** Start SUPPLIED RECORDS **

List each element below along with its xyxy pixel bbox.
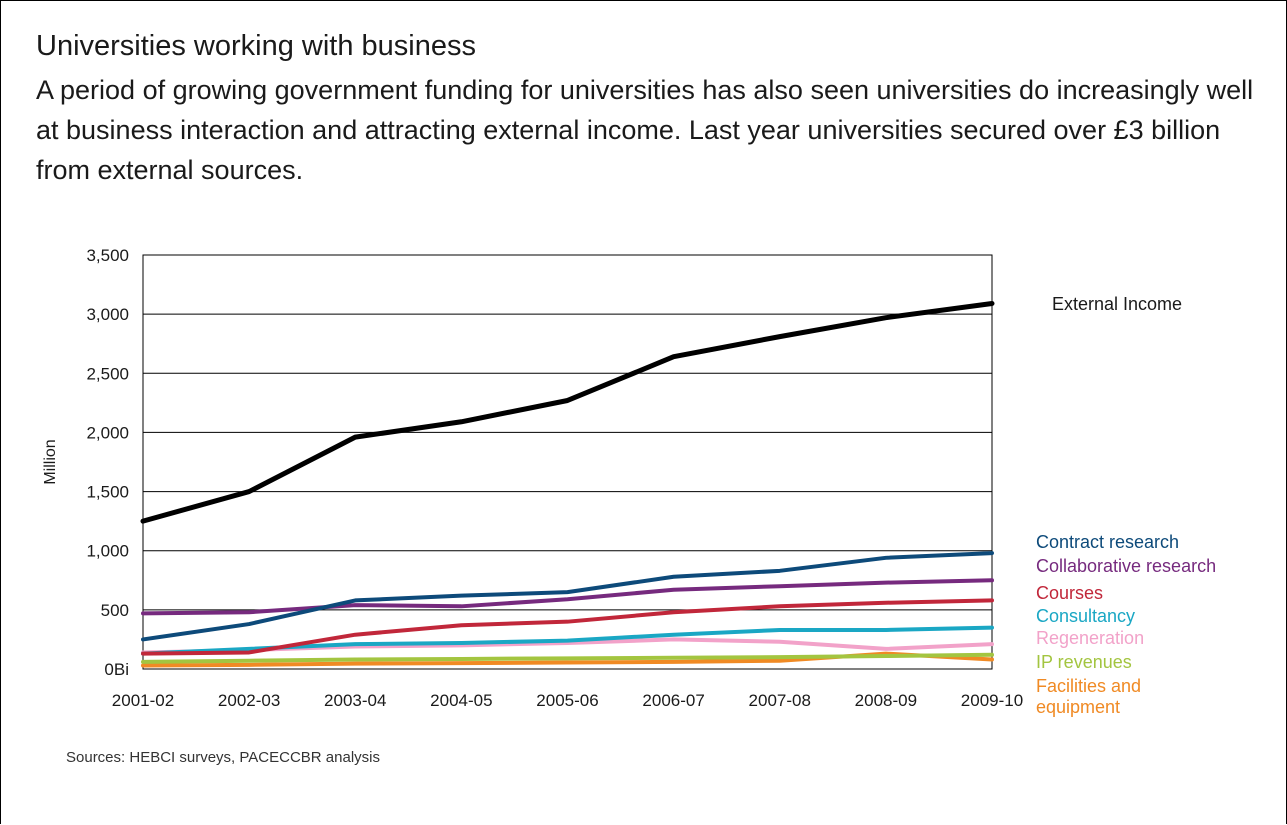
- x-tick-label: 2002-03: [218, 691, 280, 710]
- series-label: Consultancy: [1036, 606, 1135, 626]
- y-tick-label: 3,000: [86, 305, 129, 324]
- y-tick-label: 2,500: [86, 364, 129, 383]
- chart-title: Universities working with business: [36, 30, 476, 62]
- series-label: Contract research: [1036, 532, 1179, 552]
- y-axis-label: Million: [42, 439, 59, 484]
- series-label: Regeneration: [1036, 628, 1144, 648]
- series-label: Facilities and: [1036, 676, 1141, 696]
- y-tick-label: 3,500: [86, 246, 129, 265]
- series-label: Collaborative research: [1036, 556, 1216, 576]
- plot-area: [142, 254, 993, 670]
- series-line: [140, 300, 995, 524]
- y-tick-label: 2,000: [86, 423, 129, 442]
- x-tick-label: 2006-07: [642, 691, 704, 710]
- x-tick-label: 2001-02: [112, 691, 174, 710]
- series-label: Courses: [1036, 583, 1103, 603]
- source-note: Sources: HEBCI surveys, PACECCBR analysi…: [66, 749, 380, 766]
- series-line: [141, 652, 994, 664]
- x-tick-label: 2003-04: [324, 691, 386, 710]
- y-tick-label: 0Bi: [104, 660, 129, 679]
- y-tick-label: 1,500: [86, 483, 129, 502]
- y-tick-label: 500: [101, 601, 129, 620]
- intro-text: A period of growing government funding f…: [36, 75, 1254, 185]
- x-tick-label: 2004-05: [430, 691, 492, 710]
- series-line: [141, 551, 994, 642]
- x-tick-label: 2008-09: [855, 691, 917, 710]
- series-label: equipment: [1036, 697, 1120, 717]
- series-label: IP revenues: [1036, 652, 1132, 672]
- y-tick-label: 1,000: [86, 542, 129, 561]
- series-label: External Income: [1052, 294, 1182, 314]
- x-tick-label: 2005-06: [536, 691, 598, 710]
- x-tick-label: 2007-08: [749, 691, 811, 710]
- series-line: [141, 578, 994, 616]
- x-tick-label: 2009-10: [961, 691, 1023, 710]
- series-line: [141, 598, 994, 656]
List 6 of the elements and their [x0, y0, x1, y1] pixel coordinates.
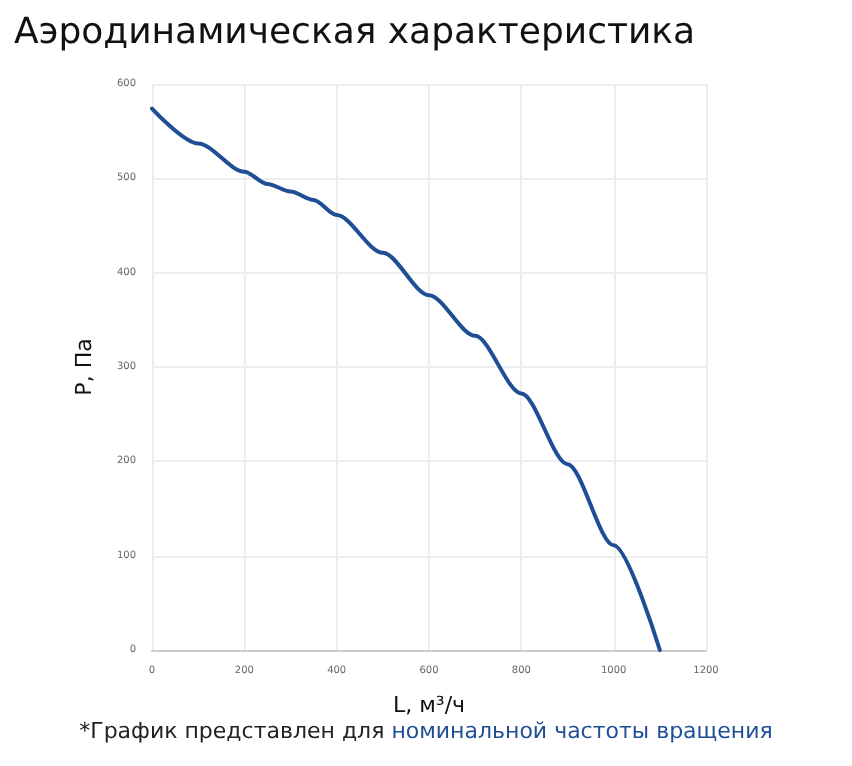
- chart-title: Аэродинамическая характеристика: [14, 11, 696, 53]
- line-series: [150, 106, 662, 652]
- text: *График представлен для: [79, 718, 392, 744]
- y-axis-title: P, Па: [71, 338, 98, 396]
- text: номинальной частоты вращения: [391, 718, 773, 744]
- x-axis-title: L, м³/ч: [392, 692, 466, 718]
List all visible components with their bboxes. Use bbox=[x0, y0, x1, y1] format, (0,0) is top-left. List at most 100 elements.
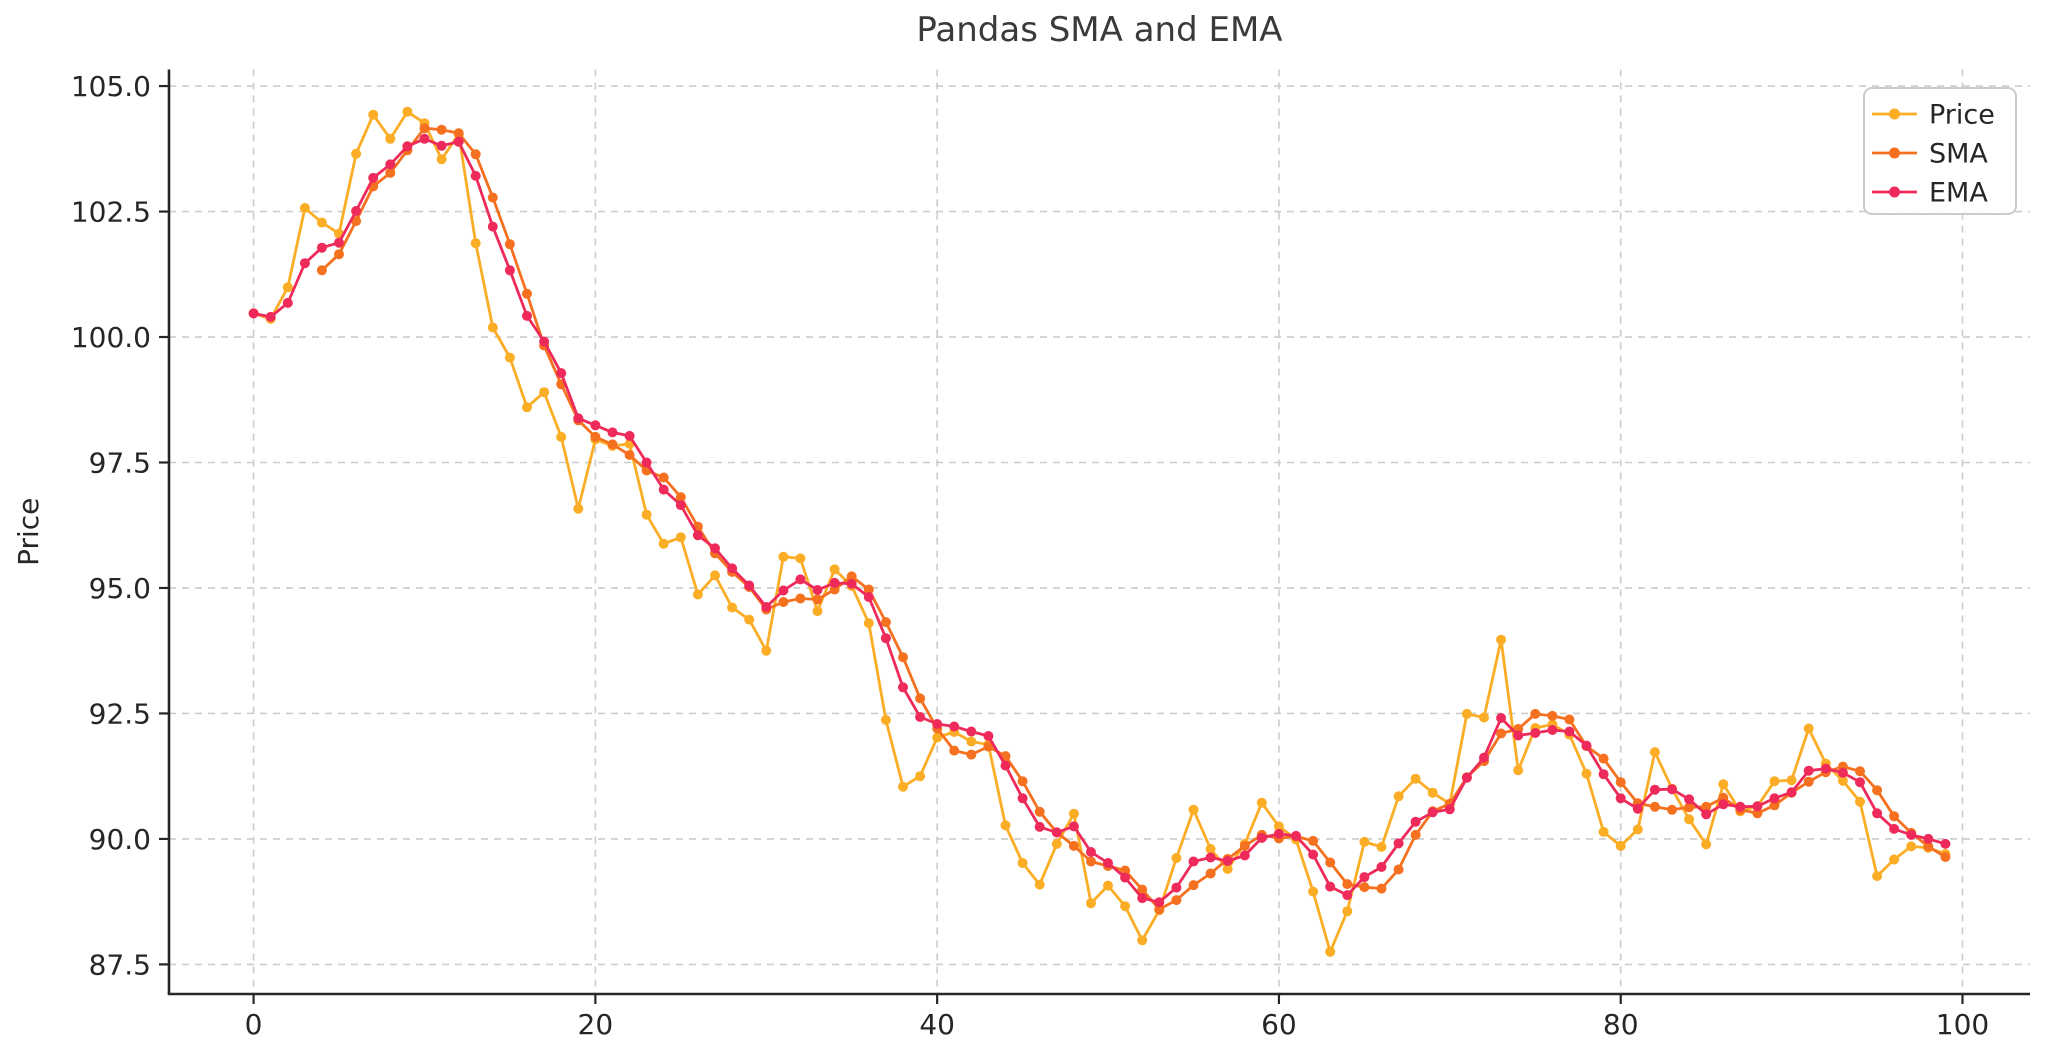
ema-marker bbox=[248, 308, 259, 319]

** End SUPPLIED RECORDS **

• GOAL OF THE EXERCISE
Pick out each line of the data that contains the word "pixel" and copy it in full, treating uppercase and lowercase as different.

• THE RESULT
List each element below along with its xyxy pixel bbox.
List 6 of the elements and their [x0, y0, x1, y1] pixel coordinates.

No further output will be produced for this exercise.